> Records provided:
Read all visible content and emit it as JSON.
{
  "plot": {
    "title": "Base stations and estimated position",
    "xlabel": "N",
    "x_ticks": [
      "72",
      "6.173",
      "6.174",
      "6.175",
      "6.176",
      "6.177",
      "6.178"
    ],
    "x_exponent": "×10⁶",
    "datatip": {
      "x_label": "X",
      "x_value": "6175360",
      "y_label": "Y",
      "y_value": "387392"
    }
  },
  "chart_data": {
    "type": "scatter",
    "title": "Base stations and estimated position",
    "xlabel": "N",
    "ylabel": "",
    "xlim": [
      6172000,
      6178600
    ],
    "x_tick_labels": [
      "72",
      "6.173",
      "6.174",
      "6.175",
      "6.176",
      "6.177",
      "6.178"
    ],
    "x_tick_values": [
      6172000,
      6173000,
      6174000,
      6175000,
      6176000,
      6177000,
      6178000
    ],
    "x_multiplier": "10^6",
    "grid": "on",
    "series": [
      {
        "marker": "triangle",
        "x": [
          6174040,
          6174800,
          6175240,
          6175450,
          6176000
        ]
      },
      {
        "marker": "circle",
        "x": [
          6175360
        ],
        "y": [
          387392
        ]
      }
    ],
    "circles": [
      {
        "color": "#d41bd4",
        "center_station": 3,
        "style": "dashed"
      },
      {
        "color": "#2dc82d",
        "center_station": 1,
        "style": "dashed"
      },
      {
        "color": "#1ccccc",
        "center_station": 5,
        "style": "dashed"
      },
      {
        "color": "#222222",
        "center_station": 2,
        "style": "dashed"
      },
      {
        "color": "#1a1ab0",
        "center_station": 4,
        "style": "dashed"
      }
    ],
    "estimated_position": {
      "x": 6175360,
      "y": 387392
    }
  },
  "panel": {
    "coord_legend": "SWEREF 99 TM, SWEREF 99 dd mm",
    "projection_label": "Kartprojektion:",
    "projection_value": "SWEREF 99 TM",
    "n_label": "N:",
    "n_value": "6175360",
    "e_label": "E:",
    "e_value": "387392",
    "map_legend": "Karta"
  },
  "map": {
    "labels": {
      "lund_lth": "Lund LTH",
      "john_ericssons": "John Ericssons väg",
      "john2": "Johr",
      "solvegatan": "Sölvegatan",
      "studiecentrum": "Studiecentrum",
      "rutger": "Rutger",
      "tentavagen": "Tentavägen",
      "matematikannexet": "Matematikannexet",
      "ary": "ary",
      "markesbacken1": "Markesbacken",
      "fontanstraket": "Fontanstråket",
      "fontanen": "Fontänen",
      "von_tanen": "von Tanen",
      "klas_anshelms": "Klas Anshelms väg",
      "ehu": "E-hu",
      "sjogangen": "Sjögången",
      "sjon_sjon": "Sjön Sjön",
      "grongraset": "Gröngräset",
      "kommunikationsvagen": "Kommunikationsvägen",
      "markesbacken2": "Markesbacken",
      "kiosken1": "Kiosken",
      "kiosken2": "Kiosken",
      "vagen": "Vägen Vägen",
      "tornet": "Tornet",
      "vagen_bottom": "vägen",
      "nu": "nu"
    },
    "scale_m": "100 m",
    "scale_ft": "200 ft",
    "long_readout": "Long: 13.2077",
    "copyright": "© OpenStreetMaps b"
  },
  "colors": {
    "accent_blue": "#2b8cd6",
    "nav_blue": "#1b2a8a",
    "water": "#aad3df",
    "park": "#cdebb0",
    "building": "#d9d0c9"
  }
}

> Exercise: Repeat the records exactly, including every line.

> Answer for the task:
Read all visible content and emit it as JSON.
{
  "plot": {
    "title": "Base stations and estimated position",
    "xlabel": "N",
    "x_ticks": [
      "72",
      "6.173",
      "6.174",
      "6.175",
      "6.176",
      "6.177",
      "6.178"
    ],
    "x_exponent": "×10⁶",
    "datatip": {
      "x_label": "X",
      "x_value": "6175360",
      "y_label": "Y",
      "y_value": "387392"
    }
  },
  "chart_data": {
    "type": "scatter",
    "title": "Base stations and estimated position",
    "xlabel": "N",
    "ylabel": "",
    "xlim": [
      6172000,
      6178600
    ],
    "x_tick_labels": [
      "72",
      "6.173",
      "6.174",
      "6.175",
      "6.176",
      "6.177",
      "6.178"
    ],
    "x_tick_values": [
      6172000,
      6173000,
      6174000,
      6175000,
      6176000,
      6177000,
      6178000
    ],
    "x_multiplier": "10^6",
    "grid": "on",
    "series": [
      {
        "marker": "triangle",
        "x": [
          6174040,
          6174800,
          6175240,
          6175450,
          6176000
        ]
      },
      {
        "marker": "circle",
        "x": [
          6175360
        ],
        "y": [
          387392
        ]
      }
    ],
    "circles": [
      {
        "color": "#d41bd4",
        "center_station": 3,
        "style": "dashed"
      },
      {
        "color": "#2dc82d",
        "center_station": 1,
        "style": "dashed"
      },
      {
        "color": "#1ccccc",
        "center_station": 5,
        "style": "dashed"
      },
      {
        "color": "#222222",
        "center_station": 2,
        "style": "dashed"
      },
      {
        "color": "#1a1ab0",
        "center_station": 4,
        "style": "dashed"
      }
    ],
    "estimated_position": {
      "x": 6175360,
      "y": 387392
    }
  },
  "panel": {
    "coord_legend": "SWEREF 99 TM, SWEREF 99 dd mm",
    "projection_label": "Kartprojektion:",
    "projection_value": "SWEREF 99 TM",
    "n_label": "N:",
    "n_value": "6175360",
    "e_label": "E:",
    "e_value": "387392",
    "map_legend": "Karta"
  },
  "map": {
    "labels": {
      "lund_lth": "Lund LTH",
      "john_ericssons": "John Ericssons väg",
      "john2": "Johr",
      "solvegatan": "Sölvegatan",
      "studiecentrum": "Studiecentrum",
      "rutger": "Rutger",
      "tentavagen": "Tentavägen",
      "matematikannexet": "Matematikannexet",
      "ary": "ary",
      "markesbacken1": "Markesbacken",
      "fontanstraket": "Fontanstråket",
      "fontanen": "Fontänen",
      "von_tanen": "von Tanen",
      "klas_anshelms": "Klas Anshelms väg",
      "ehu": "E-hu",
      "sjogangen": "Sjögången",
      "sjon_sjon": "Sjön Sjön",
      "grongraset": "Gröngräset",
      "kommunikationsvagen": "Kommunikationsvägen",
      "markesbacken2": "Markesbacken",
      "kiosken1": "Kiosken",
      "kiosken2": "Kiosken",
      "vagen": "Vägen Vägen",
      "tornet": "Tornet",
      "vagen_bottom": "vägen",
      "nu": "nu"
    },
    "scale_m": "100 m",
    "scale_ft": "200 ft",
    "long_readout": "Long: 13.2077",
    "copyright": "© OpenStreetMaps b"
  },
  "colors": {
    "accent_blue": "#2b8cd6",
    "nav_blue": "#1b2a8a",
    "water": "#aad3df",
    "park": "#cdebb0",
    "building": "#d9d0c9"
  }
}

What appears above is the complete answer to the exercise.